=== WORK ITEM ===
A faithful copy of the listing below is needed, with its pictures left out.

=== PROVIDED MATERIAL ===
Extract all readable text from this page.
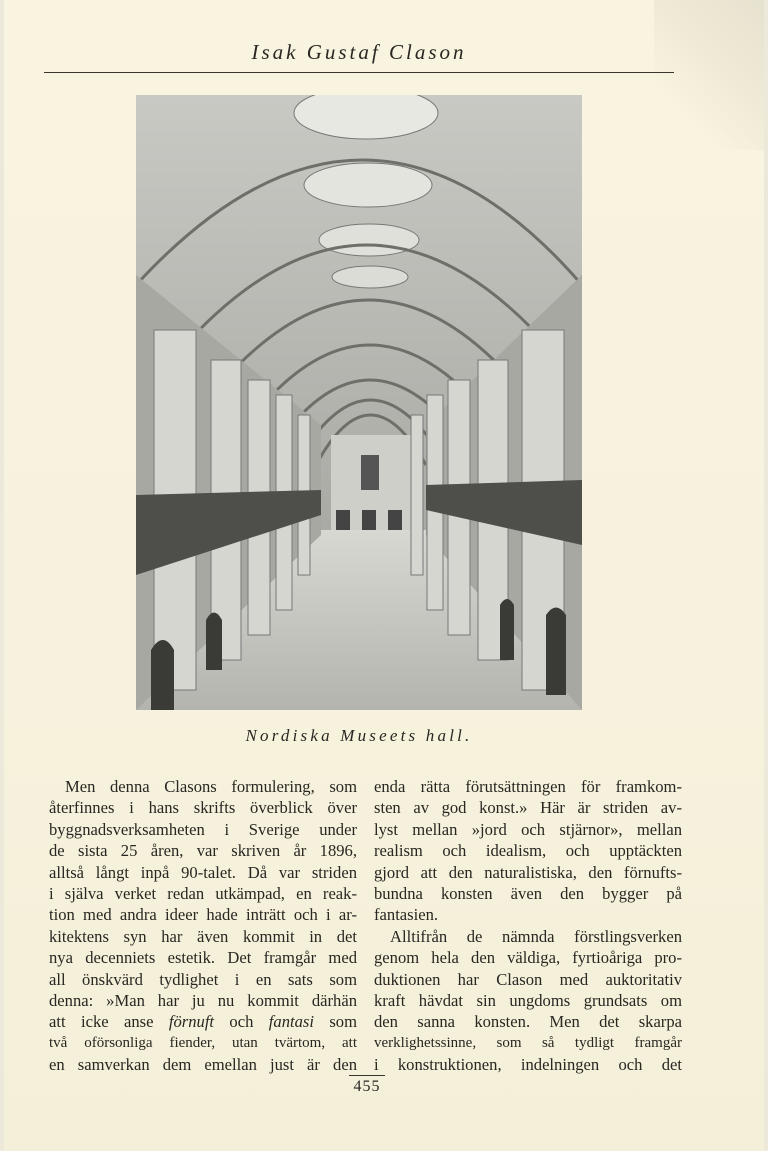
Isak Gustaf Clason
Nordiska Museets hall.
Men denna Clasons formulering, som
återfinnes i hans skrifts överblick över
byggnadsverksamheten i Sverige under
de sista 25 åren, var skriven år 1896,
alltså långt inpå 90-talet. Då var striden
i själva verket redan utkämpad, en reak-
tion med andra ideer hade inträtt och i ar-
kitektens syn har även kommit in det
nya decenniets estetik. Det framgår med
all önskvärd tydlighet i en sats som
denna: »Man har ju nu kommit därhän
att icke anse förnuft och fantasi som
två oförsonliga fiender, utan tvärtom, att
en samverkan dem emellan just är den
enda rätta förutsättningen för framkom-
sten av god konst.» Här är striden av-
lyst mellan »jord och stjärnor», mellan
realism och idealism, och upptäckten
gjord att den naturalistiska, den förnufts-
bundna konsten även den bygger på
fantasien.
Alltifrån de nämnda förstlingsverken
genom hela den väldiga, fyrtioåriga pro-
duktionen har Clason med auktoritativ
kraft hävdat sin ungdoms grundsats om
den sanna konsten. Men det skarpa
verklighetssinne, som så tydligt framgår
i konstruktionen, indelningen och det
455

=== COMPLETED EXERCISE ===
Extract all readable text from this page.
Isak Gustaf Clason
Nordiska Museets hall.
Men denna Clasons formulering, som
återfinnes i hans skrifts överblick över
byggnadsverksamheten i Sverige under
de sista 25 åren, var skriven år 1896,
alltså långt inpå 90-talet. Då var striden
i själva verket redan utkämpad, en reak-
tion med andra ideer hade inträtt och i ar-
kitektens syn har även kommit in det
nya decenniets estetik. Det framgår med
all önskvärd tydlighet i en sats som
denna: »Man har ju nu kommit därhän
att icke anse förnuft och fantasi som
två oförsonliga fiender, utan tvärtom, att
en samverkan dem emellan just är den
enda rätta förutsättningen för framkom-
sten av god konst.» Här är striden av-
lyst mellan »jord och stjärnor», mellan
realism och idealism, och upptäckten
gjord att den naturalistiska, den förnufts-
bundna konsten även den bygger på
fantasien.
Alltifrån de nämnda förstlingsverken
genom hela den väldiga, fyrtioåriga pro-
duktionen har Clason med auktoritativ
kraft hävdat sin ungdoms grundsats om
den sanna konsten. Men det skarpa
verklighetssinne, som så tydligt framgår
i konstruktionen, indelningen och det
455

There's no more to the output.